GIVEN PROBLEM: Scan the records for the string "count"; copy each line where it occurs.
* Start SUPPLIED DATA *
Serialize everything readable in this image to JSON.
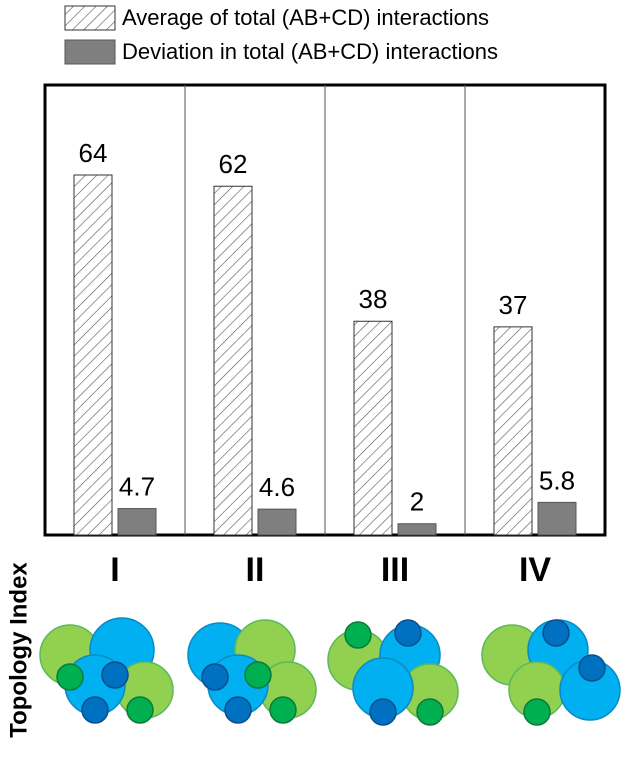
{
  "chart_data": {
    "type": "bar",
    "categories": [
      "I",
      "II",
      "III",
      "IV"
    ],
    "series": [
      {
        "name": "Average of total (AB+CD) interactions",
        "color": "#ffffff",
        "hatch": true,
        "values": [
          64,
          62,
          38,
          37
        ]
      },
      {
        "name": "Deviation in total (AB+CD) interactions",
        "color": "#7f7f7f",
        "hatch": false,
        "values": [
          4.7,
          4.6,
          2,
          5.8
        ]
      }
    ],
    "ylim": [
      0,
      80
    ],
    "y_label": "Topology Index"
  }
}
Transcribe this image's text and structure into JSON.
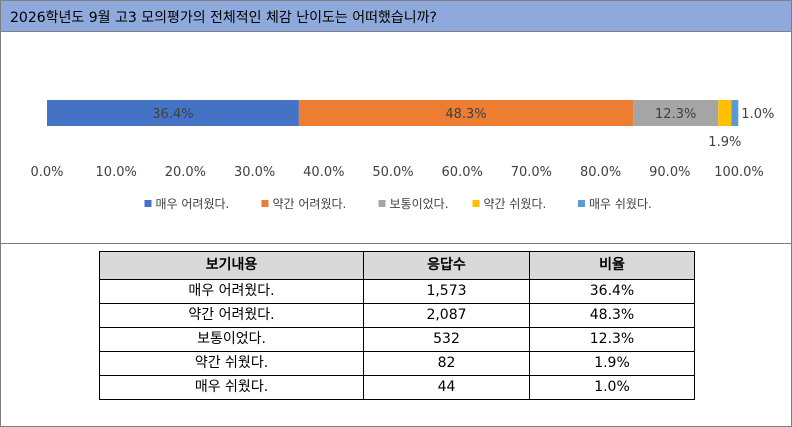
{
  "title": "2026학년도 9월 고3 모의평가의 전체적인 체감 난이도는 어떠했습니까?",
  "chart_data": {
    "type": "bar",
    "orientation": "horizontal",
    "stacked": true,
    "xlim": [
      0,
      100
    ],
    "xticks": [
      "0.0%",
      "10.0%",
      "20.0%",
      "30.0%",
      "40.0%",
      "50.0%",
      "60.0%",
      "70.0%",
      "80.0%",
      "90.0%",
      "100.0%"
    ],
    "legend_position": "bottom",
    "series": [
      {
        "name": "매우 어려웠다.",
        "value": 36.4,
        "label": "36.4%",
        "color": "#4472c4"
      },
      {
        "name": "약간 어려웠다.",
        "value": 48.3,
        "label": "48.3%",
        "color": "#ed7d31"
      },
      {
        "name": "보통이었다.",
        "value": 12.3,
        "label": "12.3%",
        "color": "#a5a5a5"
      },
      {
        "name": "약간 쉬웠다.",
        "value": 1.9,
        "label": "1.9%",
        "color": "#ffc000"
      },
      {
        "name": "매우 쉬웠다.",
        "value": 1.0,
        "label": "1.0%",
        "color": "#5b9bd5"
      }
    ]
  },
  "table": {
    "headers": [
      "보기내용",
      "응답수",
      "비율"
    ],
    "rows": [
      {
        "option": "매우 어려웠다.",
        "count": "1,573",
        "ratio": "36.4%"
      },
      {
        "option": "약간 어려웠다.",
        "count": "2,087",
        "ratio": "48.3%"
      },
      {
        "option": "보통이었다.",
        "count": "532",
        "ratio": "12.3%"
      },
      {
        "option": "약간 쉬웠다.",
        "count": "82",
        "ratio": "1.9%"
      },
      {
        "option": "매우 쉬웠다.",
        "count": "44",
        "ratio": "1.0%"
      }
    ]
  }
}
* End SUPPLIED DATA *
TASK OUTPUT:
        "count": "1,573",
        "count": "2,087",
        "count": "532",
        "count": "82",
        "count": "44",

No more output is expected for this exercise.